### RAW RECORDS
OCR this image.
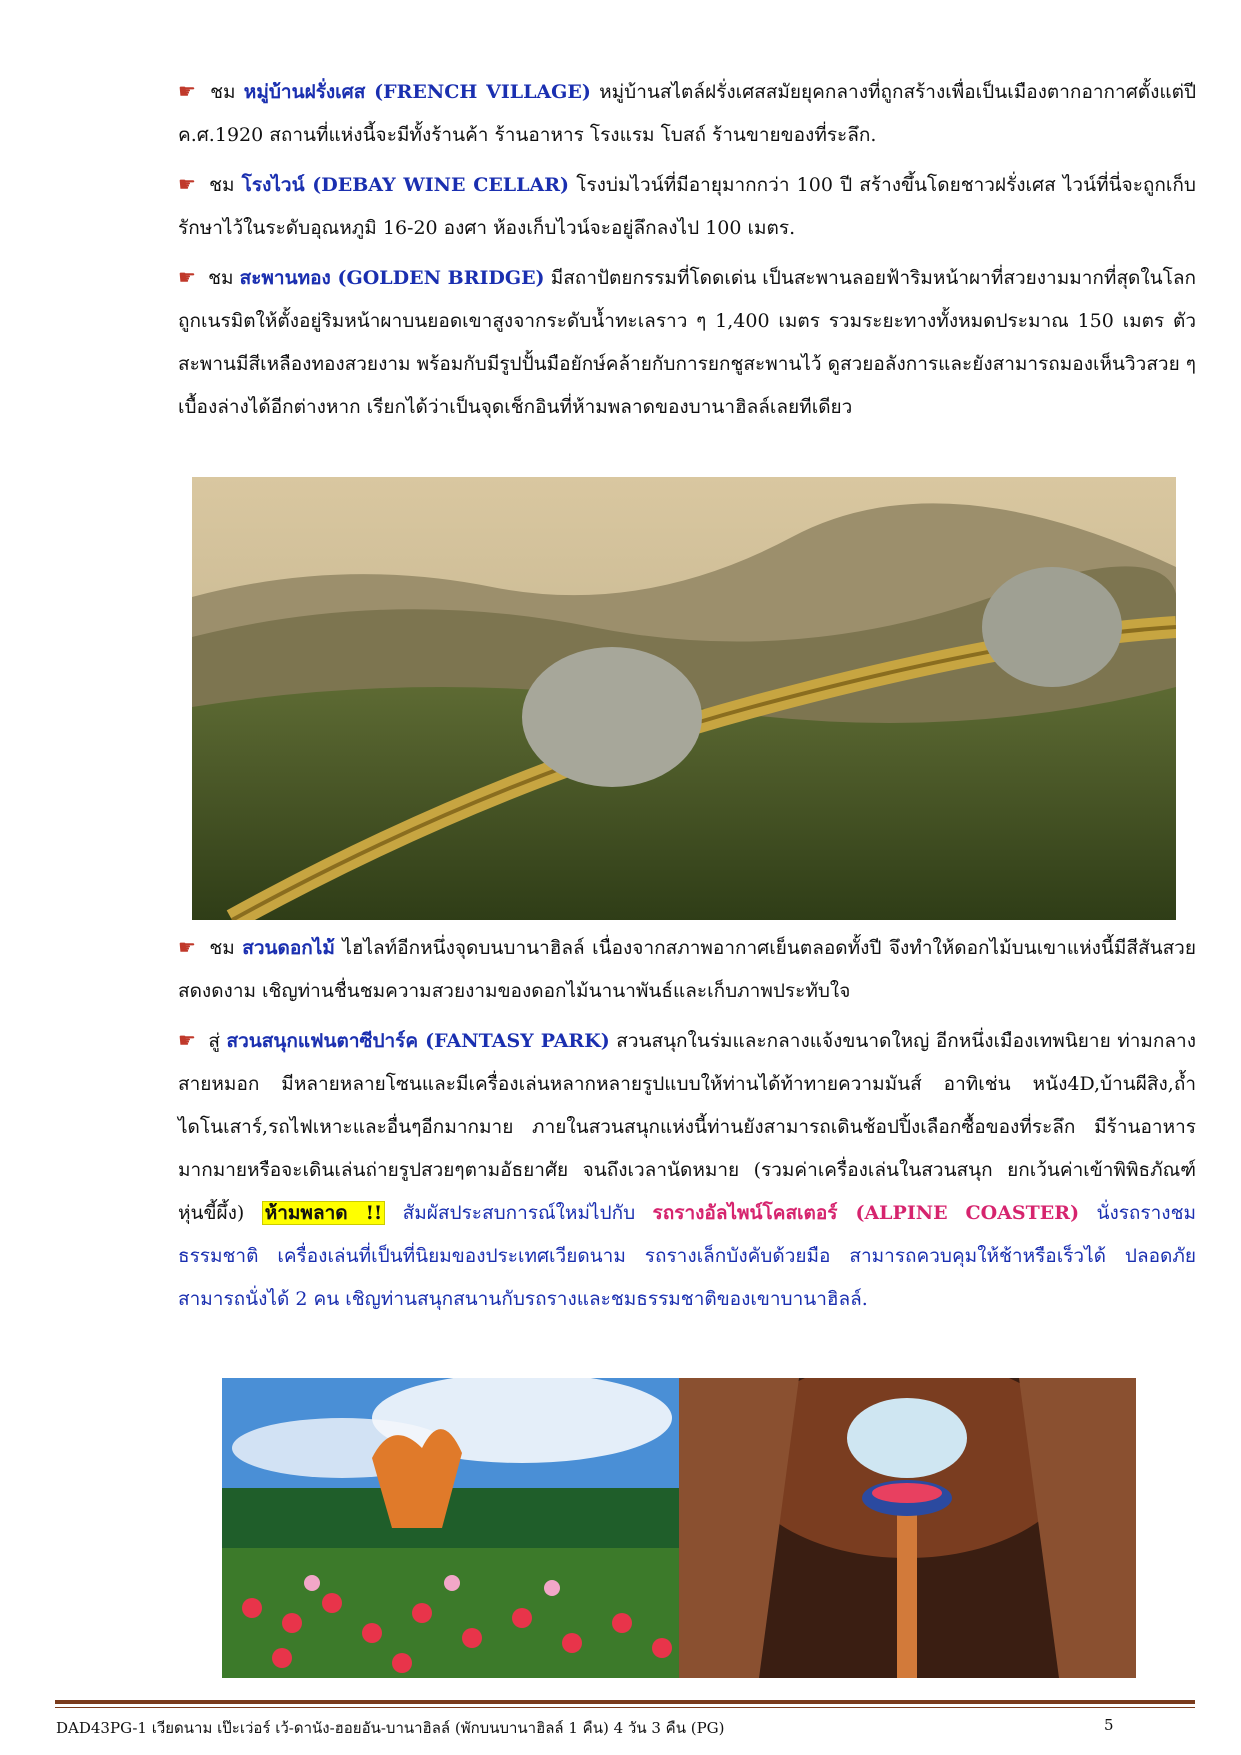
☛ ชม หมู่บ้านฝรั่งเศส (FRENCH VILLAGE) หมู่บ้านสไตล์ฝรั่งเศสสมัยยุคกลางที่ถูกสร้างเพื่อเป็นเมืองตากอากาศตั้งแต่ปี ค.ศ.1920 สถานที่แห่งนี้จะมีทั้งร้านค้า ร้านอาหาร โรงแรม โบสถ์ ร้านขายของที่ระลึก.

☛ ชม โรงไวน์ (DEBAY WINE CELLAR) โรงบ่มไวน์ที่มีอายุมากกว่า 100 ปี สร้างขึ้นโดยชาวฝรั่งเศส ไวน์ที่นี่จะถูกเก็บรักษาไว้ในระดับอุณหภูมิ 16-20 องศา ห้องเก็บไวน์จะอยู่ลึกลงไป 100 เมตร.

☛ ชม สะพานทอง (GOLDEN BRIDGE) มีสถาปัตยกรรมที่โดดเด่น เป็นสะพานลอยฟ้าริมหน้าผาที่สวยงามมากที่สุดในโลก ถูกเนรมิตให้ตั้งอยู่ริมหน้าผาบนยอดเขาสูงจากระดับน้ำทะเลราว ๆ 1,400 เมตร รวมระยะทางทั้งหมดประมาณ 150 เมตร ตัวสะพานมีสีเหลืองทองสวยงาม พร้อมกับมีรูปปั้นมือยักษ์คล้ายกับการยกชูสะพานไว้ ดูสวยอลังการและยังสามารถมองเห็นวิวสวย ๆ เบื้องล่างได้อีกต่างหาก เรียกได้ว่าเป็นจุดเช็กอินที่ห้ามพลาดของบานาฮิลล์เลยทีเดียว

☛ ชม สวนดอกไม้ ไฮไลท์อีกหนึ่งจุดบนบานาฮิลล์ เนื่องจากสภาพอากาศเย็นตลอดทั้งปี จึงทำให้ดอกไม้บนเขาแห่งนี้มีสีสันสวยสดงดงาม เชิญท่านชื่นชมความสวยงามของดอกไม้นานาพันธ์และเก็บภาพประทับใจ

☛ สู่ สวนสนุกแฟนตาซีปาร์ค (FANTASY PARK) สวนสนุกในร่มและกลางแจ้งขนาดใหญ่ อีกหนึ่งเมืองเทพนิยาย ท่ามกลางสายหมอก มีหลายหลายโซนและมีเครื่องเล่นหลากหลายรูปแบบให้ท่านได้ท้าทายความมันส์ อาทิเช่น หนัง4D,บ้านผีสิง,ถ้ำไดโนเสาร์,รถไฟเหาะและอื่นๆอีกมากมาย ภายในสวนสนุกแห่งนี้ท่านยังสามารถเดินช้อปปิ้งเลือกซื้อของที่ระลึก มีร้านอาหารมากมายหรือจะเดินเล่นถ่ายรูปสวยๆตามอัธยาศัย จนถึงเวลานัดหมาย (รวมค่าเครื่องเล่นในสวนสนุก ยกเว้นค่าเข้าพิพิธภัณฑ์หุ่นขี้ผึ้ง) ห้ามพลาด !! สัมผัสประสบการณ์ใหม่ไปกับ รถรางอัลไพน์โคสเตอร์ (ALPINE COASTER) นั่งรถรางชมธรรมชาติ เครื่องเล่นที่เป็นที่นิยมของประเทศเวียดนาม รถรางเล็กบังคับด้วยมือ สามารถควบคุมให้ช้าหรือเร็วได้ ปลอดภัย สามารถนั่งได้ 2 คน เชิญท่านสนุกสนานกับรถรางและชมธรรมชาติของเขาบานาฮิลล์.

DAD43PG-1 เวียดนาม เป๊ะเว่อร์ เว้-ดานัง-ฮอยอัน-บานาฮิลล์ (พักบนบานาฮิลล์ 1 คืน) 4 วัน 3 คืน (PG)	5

### WHAT THE TASK ASKS
Retype all the records shown above, character for character. Omit every picture.

### ANSWER TO THIS TASK
OCR this image.
☛ ชม หมู่บ้านฝรั่งเศส (FRENCH VILLAGE) หมู่บ้านสไตล์ฝรั่งเศสสมัยยุคกลางที่ถูกสร้างเพื่อเป็นเมืองตากอากาศตั้งแต่ปี ค.ศ.1920 สถานที่แห่งนี้จะมีทั้งร้านค้า ร้านอาหาร โรงแรม โบสถ์ ร้านขายของที่ระลึก.

☛ ชม โรงไวน์ (DEBAY WINE CELLAR) โรงบ่มไวน์ที่มีอายุมากกว่า 100 ปี สร้างขึ้นโดยชาวฝรั่งเศส ไวน์ที่นี่จะถูกเก็บรักษาไว้ในระดับอุณหภูมิ 16-20 องศา ห้องเก็บไวน์จะอยู่ลึกลงไป 100 เมตร.

☛ ชม สะพานทอง (GOLDEN BRIDGE) มีสถาปัตยกรรมที่โดดเด่น เป็นสะพานลอยฟ้าริมหน้าผาที่สวยงามมากที่สุดในโลก ถูกเนรมิตให้ตั้งอยู่ริมหน้าผาบนยอดเขาสูงจากระดับน้ำทะเลราว ๆ 1,400 เมตร รวมระยะทางทั้งหมดประมาณ 150 เมตร ตัวสะพานมีสีเหลืองทองสวยงาม พร้อมกับมีรูปปั้นมือยักษ์คล้ายกับการยกชูสะพานไว้ ดูสวยอลังการและยังสามารถมองเห็นวิวสวย ๆ เบื้องล่างได้อีกต่างหาก เรียกได้ว่าเป็นจุดเช็กอินที่ห้ามพลาดของบานาฮิลล์เลยทีเดียว

☛ ชม สวนดอกไม้ ไฮไลท์อีกหนึ่งจุดบนบานาฮิลล์ เนื่องจากสภาพอากาศเย็นตลอดทั้งปี จึงทำให้ดอกไม้บนเขาแห่งนี้มีสีสันสวยสดงดงาม เชิญท่านชื่นชมความสวยงามของดอกไม้นานาพันธ์และเก็บภาพประทับใจ

☛ สู่ สวนสนุกแฟนตาซีปาร์ค (FANTASY PARK) สวนสนุกในร่มและกลางแจ้งขนาดใหญ่ อีกหนึ่งเมืองเทพนิยาย ท่ามกลางสายหมอก มีหลายหลายโซนและมีเครื่องเล่นหลากหลายรูปแบบให้ท่านได้ท้าทายความมันส์ อาทิเช่น หนัง4D,บ้านผีสิง,ถ้ำไดโนเสาร์,รถไฟเหาะและอื่นๆอีกมากมาย ภายในสวนสนุกแห่งนี้ท่านยังสามารถเดินช้อปปิ้งเลือกซื้อของที่ระลึก มีร้านอาหารมากมายหรือจะเดินเล่นถ่ายรูปสวยๆตามอัธยาศัย จนถึงเวลานัดหมาย (รวมค่าเครื่องเล่นในสวนสนุก ยกเว้นค่าเข้าพิพิธภัณฑ์หุ่นขี้ผึ้ง) ห้ามพลาด !! สัมผัสประสบการณ์ใหม่ไปกับ รถรางอัลไพน์โคสเตอร์ (ALPINE COASTER) นั่งรถรางชมธรรมชาติ เครื่องเล่นที่เป็นที่นิยมของประเทศเวียดนาม รถรางเล็กบังคับด้วยมือ สามารถควบคุมให้ช้าหรือเร็วได้ ปลอดภัย สามารถนั่งได้ 2 คน เชิญท่านสนุกสนานกับรถรางและชมธรรมชาติของเขาบานาฮิลล์.

DAD43PG-1 เวียดนาม เป๊ะเว่อร์ เว้-ดานัง-ฮอยอัน-บานาฮิลล์ (พักบนบานาฮิลล์ 1 คืน) 4 วัน 3 คืน (PG)	5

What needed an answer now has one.